— start DATA SUPPLIED —

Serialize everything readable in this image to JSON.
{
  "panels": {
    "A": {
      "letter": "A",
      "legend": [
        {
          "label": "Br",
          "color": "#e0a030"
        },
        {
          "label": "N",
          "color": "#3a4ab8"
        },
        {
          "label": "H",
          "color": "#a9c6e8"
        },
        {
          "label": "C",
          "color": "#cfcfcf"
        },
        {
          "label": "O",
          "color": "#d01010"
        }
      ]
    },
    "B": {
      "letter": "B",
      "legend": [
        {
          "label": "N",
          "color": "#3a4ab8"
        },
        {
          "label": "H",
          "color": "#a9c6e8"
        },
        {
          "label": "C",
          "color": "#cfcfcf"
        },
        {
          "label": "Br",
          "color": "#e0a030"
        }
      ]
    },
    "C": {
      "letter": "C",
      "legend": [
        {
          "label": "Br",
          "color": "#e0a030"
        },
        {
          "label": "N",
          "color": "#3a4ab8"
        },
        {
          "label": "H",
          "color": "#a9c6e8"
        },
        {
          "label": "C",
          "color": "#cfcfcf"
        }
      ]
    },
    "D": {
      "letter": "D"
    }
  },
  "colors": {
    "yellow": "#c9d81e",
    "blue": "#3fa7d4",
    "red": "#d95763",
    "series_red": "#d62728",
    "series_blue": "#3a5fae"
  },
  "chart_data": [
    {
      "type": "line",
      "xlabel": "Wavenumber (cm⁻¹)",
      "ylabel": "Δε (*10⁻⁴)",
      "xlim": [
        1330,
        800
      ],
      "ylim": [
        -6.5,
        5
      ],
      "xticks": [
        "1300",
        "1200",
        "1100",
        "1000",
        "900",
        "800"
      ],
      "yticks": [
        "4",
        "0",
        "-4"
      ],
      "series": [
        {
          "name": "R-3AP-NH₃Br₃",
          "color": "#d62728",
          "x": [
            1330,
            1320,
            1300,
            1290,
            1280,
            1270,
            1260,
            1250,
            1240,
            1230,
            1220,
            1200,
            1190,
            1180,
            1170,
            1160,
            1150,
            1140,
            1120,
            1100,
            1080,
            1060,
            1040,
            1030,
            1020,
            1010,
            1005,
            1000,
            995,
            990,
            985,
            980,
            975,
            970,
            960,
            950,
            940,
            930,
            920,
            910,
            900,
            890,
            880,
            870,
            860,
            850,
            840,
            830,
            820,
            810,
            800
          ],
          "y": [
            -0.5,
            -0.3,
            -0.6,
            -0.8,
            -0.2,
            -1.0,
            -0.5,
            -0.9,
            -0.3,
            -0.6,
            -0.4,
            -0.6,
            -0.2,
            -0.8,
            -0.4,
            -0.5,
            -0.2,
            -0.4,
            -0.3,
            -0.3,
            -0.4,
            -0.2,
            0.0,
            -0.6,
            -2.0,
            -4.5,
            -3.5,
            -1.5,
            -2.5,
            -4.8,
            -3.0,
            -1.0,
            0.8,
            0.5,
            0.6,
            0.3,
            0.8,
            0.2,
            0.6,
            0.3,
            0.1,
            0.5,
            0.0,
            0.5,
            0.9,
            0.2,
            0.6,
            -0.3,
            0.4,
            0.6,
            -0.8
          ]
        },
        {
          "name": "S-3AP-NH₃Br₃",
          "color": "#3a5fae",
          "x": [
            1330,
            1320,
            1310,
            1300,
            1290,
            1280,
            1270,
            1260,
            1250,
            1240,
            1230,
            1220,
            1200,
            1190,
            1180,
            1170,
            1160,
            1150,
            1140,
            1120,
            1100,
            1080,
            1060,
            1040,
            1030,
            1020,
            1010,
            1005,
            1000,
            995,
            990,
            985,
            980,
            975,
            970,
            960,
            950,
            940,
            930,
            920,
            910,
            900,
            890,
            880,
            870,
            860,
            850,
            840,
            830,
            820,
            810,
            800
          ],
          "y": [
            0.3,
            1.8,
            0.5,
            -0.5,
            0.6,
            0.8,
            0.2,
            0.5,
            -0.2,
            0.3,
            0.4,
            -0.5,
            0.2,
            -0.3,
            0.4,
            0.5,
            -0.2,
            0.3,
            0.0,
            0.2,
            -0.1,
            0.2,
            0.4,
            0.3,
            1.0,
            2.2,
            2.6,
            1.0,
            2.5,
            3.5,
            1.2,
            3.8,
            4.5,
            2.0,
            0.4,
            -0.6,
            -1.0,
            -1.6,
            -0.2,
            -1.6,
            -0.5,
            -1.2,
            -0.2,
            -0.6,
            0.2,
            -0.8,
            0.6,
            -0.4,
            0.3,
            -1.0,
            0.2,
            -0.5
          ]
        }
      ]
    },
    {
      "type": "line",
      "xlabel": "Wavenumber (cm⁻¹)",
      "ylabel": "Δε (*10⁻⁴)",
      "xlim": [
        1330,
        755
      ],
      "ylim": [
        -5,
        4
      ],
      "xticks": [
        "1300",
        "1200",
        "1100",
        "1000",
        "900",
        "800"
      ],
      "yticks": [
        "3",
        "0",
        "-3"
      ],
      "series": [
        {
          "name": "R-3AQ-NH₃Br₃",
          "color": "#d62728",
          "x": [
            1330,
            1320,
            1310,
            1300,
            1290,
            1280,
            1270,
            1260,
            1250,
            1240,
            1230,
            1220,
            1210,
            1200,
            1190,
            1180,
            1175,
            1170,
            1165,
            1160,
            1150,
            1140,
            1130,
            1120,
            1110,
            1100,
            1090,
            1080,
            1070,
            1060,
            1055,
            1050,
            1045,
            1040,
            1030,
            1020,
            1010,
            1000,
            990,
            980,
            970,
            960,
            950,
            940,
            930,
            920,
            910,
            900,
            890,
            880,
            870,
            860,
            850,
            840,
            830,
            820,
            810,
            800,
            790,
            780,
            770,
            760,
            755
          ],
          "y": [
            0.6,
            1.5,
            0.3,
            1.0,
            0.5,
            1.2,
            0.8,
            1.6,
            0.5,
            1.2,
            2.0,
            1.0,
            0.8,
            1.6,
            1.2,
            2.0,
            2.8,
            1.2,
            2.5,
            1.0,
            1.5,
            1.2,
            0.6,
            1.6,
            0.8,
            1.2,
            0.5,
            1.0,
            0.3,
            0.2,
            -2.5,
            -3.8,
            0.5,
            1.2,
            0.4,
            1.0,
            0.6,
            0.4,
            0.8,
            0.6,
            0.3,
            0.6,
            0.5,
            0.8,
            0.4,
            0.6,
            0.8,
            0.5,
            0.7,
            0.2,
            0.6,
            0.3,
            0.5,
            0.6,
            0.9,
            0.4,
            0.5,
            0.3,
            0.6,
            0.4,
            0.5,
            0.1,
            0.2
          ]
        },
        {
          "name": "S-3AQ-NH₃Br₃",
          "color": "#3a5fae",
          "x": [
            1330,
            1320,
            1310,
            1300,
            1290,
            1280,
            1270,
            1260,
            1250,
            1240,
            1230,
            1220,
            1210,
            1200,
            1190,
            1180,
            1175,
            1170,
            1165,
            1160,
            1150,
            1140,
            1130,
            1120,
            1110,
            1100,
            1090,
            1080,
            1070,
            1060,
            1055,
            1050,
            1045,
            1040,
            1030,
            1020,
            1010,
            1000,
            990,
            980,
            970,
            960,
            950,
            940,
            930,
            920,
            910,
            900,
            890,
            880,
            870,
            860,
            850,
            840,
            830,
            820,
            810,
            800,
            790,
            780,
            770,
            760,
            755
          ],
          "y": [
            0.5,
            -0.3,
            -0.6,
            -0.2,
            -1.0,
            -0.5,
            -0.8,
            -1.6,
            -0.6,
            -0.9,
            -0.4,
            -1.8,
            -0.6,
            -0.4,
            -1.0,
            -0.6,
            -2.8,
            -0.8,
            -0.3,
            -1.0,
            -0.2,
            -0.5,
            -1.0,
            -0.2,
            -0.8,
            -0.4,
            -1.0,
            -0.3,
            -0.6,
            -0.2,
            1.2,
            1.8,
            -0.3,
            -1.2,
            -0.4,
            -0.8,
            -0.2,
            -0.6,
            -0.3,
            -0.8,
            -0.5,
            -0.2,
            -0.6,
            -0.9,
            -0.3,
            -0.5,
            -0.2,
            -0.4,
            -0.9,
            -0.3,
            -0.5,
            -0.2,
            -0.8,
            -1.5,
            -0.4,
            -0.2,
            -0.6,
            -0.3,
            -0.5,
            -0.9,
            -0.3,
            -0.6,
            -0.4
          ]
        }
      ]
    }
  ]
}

— end DATA SUPPLIED —

Copy each line above that contains the string "NH₃Br₃".

#### COMPLETE OUTPUT:
          "name": "R-3AP-NH₃Br₃",
          "name": "S-3AP-NH₃Br₃",
          "name": "R-3AQ-NH₃Br₃",
          "name": "S-3AQ-NH₃Br₃",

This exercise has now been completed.